── Stored records ──
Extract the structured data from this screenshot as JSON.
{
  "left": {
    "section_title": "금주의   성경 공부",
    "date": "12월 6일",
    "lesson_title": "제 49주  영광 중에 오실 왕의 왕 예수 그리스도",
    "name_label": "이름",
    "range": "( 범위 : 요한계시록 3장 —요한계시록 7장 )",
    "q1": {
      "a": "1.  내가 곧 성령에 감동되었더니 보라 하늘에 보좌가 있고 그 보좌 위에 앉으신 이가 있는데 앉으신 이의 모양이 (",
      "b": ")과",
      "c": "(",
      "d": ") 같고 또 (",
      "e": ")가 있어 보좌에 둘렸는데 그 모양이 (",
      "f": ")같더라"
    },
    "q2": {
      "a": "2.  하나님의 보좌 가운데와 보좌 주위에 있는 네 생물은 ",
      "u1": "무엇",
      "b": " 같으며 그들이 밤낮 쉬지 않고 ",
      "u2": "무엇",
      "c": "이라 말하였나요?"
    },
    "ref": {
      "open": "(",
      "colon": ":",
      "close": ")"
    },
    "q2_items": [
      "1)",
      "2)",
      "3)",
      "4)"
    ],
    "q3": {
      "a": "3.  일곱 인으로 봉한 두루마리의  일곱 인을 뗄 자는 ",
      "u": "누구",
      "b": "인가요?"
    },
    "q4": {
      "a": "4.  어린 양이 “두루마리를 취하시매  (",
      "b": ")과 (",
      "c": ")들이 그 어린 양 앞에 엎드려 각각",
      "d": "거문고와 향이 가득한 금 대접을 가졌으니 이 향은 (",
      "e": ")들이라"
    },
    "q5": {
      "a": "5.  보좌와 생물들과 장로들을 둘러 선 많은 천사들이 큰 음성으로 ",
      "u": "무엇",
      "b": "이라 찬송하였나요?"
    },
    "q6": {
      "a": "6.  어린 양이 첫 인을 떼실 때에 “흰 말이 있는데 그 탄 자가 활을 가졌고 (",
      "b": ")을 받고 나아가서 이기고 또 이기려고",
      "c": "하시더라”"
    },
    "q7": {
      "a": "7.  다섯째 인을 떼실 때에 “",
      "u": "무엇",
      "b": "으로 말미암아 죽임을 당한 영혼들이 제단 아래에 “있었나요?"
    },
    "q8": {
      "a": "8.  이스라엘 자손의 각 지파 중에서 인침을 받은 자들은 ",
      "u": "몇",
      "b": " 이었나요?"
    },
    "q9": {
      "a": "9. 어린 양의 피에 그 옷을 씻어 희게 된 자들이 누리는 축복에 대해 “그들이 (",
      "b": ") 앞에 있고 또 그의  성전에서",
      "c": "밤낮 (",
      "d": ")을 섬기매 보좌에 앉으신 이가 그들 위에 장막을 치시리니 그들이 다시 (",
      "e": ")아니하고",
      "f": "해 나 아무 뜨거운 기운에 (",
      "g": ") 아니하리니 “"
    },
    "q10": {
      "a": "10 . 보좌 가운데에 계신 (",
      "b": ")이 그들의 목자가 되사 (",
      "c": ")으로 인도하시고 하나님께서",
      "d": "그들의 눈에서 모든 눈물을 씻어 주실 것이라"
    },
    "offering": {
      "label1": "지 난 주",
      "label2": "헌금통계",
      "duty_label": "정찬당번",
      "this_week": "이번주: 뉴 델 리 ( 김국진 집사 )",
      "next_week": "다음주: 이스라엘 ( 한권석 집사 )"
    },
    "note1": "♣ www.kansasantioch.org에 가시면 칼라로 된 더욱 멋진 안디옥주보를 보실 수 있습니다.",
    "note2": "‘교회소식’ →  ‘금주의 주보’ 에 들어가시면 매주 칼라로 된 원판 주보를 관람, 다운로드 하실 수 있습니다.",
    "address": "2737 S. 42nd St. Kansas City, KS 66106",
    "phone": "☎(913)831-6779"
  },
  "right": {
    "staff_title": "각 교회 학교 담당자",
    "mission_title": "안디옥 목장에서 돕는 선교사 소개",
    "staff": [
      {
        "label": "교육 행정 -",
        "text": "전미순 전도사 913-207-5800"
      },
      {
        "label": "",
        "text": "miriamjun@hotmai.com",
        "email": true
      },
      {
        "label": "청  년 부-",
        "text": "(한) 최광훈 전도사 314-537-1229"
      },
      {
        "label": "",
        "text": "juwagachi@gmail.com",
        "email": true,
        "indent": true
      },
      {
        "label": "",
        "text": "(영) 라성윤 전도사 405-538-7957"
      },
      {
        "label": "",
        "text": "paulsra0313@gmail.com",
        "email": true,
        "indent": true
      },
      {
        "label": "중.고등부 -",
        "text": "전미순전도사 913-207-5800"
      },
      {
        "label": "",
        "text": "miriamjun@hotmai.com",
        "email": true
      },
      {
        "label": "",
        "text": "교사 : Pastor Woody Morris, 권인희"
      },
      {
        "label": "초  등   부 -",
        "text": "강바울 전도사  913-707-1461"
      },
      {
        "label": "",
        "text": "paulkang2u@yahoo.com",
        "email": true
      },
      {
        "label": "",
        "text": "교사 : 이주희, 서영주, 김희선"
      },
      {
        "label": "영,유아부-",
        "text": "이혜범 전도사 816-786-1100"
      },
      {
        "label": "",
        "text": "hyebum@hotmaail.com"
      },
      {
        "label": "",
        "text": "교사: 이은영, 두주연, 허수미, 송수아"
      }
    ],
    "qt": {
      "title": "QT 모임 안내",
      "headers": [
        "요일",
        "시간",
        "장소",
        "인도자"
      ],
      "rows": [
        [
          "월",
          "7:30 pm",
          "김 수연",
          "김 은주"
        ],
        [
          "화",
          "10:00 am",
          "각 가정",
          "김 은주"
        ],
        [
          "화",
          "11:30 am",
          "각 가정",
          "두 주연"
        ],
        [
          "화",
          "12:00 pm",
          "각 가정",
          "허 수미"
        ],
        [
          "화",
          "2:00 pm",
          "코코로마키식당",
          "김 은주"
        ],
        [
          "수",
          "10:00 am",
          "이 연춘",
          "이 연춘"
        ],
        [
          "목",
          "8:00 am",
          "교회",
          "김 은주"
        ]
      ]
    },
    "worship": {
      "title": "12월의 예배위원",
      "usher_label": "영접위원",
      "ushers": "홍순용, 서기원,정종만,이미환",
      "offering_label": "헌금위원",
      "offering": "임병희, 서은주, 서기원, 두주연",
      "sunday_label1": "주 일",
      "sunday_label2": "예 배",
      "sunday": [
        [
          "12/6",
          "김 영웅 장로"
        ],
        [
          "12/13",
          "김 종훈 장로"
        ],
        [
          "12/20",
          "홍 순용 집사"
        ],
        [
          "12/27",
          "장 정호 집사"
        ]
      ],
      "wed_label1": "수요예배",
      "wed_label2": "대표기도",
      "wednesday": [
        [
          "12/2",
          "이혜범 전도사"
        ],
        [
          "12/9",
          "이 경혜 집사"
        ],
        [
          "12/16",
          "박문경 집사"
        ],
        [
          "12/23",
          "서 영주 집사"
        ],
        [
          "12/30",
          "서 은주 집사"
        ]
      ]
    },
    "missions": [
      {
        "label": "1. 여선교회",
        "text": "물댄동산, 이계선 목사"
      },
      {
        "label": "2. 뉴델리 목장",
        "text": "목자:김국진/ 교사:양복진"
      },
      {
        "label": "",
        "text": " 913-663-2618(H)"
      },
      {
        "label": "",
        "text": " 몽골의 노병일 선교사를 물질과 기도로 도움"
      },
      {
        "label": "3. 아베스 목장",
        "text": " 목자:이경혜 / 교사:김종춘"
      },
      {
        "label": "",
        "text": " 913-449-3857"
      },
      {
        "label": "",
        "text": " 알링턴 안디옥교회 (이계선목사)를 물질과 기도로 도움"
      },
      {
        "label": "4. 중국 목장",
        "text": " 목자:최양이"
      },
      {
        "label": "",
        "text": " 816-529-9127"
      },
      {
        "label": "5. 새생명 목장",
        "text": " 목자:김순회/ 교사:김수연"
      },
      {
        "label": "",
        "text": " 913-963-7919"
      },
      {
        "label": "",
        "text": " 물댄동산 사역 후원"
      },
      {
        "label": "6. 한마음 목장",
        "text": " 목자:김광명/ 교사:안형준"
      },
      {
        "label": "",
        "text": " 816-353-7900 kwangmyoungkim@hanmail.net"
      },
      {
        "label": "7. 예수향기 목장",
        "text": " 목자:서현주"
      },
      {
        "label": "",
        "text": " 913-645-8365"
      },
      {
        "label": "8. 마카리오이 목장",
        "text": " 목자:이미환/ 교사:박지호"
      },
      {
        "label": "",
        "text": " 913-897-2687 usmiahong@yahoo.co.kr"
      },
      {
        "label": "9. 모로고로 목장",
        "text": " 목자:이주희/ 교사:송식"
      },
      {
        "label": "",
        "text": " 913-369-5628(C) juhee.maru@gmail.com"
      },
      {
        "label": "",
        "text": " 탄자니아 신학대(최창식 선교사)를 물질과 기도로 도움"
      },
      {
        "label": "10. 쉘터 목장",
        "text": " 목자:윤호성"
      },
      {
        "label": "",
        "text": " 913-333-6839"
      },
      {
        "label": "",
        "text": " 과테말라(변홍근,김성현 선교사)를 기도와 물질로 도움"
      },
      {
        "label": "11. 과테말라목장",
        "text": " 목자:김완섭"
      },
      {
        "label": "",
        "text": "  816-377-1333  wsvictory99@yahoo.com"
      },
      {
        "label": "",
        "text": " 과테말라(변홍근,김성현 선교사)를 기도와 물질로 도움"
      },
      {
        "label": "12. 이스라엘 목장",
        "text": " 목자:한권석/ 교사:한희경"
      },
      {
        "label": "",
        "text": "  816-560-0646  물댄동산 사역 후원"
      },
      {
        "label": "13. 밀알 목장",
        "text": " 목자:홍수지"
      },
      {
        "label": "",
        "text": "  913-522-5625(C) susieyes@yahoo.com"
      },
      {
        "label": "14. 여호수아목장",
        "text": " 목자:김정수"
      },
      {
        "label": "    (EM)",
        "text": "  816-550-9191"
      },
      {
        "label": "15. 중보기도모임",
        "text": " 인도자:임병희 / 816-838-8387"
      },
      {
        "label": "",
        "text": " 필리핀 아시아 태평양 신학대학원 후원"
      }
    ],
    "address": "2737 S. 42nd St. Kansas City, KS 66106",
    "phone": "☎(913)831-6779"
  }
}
───
[What is needed] Lines in the records that hold the word "gmail" are to be counted; give only the total.

[Response to the task] 3